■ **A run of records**
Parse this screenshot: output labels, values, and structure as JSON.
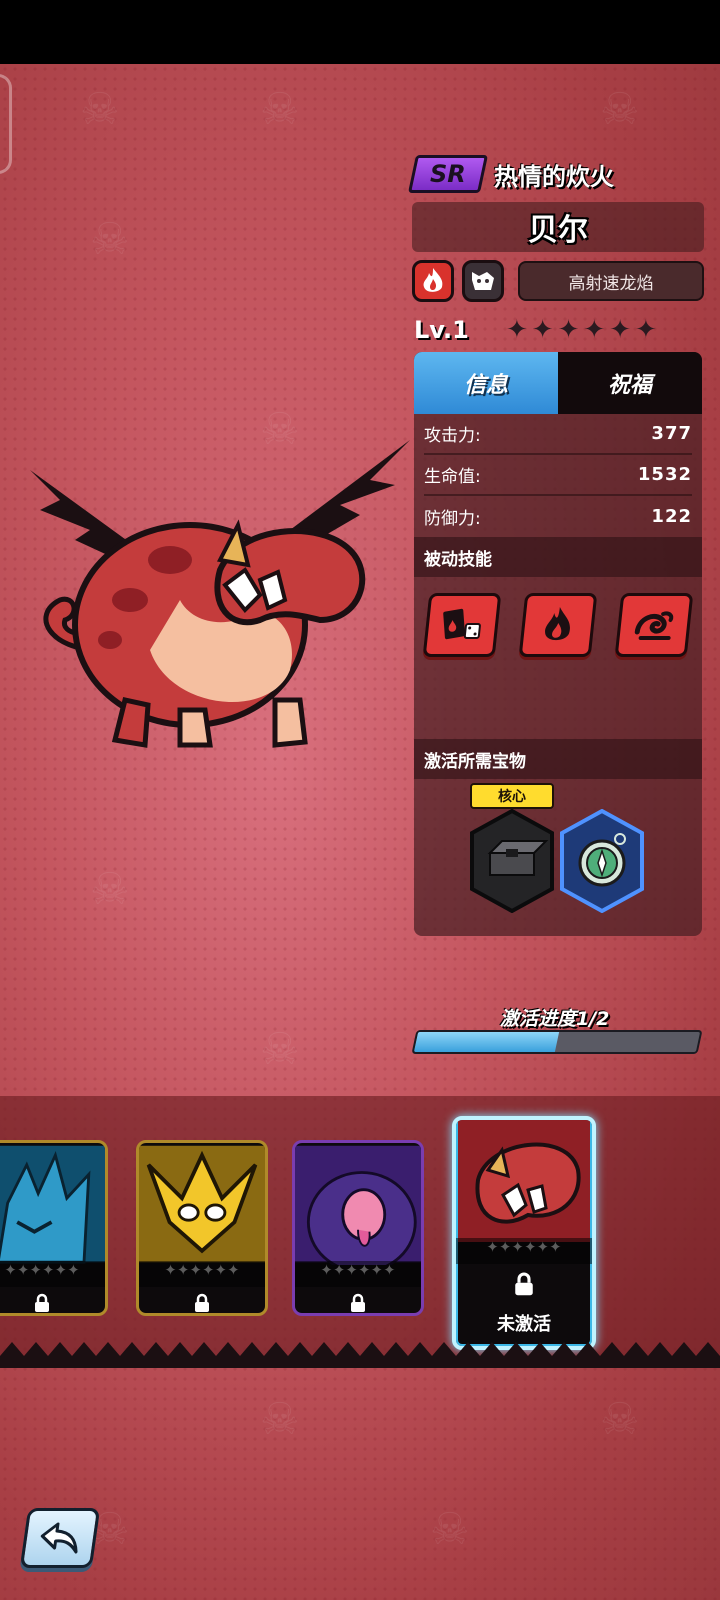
{
  "character": {
    "rarity": "SR",
    "title": "热情的炊火",
    "name": "贝尔",
    "element_icon": "fire-icon",
    "type_icon": "beast-face-icon",
    "skill_name": "高射速龙焰",
    "level": "Lv.1",
    "stars_total": 6,
    "stars_filled": 0
  },
  "tabs": [
    {
      "label": "信息",
      "active": true
    },
    {
      "label": "祝福",
      "active": false
    }
  ],
  "stats": [
    {
      "label": "攻击力:",
      "value": "377"
    },
    {
      "label": "生命值:",
      "value": "1532"
    },
    {
      "label": "防御力:",
      "value": "122"
    }
  ],
  "passive": {
    "title": "被动技能",
    "skills": [
      "cards-dice-icon",
      "flame-icon",
      "wind-swirl-icon"
    ]
  },
  "treasures": {
    "title": "激活所需宝物",
    "core_tag": "核心",
    "items": [
      "dark-box-treasure-icon",
      "compass-treasure-icon"
    ]
  },
  "activation": {
    "label": "激活进度1/2",
    "progress": 0.5
  },
  "cards": [
    {
      "art": "blue-ice-beast",
      "locked": true,
      "status": ""
    },
    {
      "art": "yellow-spiky-beast",
      "locked": true,
      "status": ""
    },
    {
      "art": "purple-ghost-beast",
      "locked": true,
      "status": ""
    },
    {
      "art": "red-dragon-bell",
      "locked": true,
      "selected": true,
      "status": "未激活"
    }
  ],
  "colors": {
    "background": "#c4565f",
    "rarity_sr": "#9b45e0",
    "tab_active": "#3b96dc",
    "progress_fill": "#58b4e8",
    "selected_card_border": "#bff3ff",
    "core_tag": "#ffdc2e"
  }
}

■ **WHAT YOU ARE ASKED TO DO**
Search the data for the word "icon" and copy each line where it appears.

■ **EXPECTED ANSWER**
    "element_icon": "fire-icon",
    "type_icon": "beast-face-icon",
      "cards-dice-icon",
      "flame-icon",
      "wind-swirl-icon"
      "dark-box-treasure-icon",
      "compass-treasure-icon"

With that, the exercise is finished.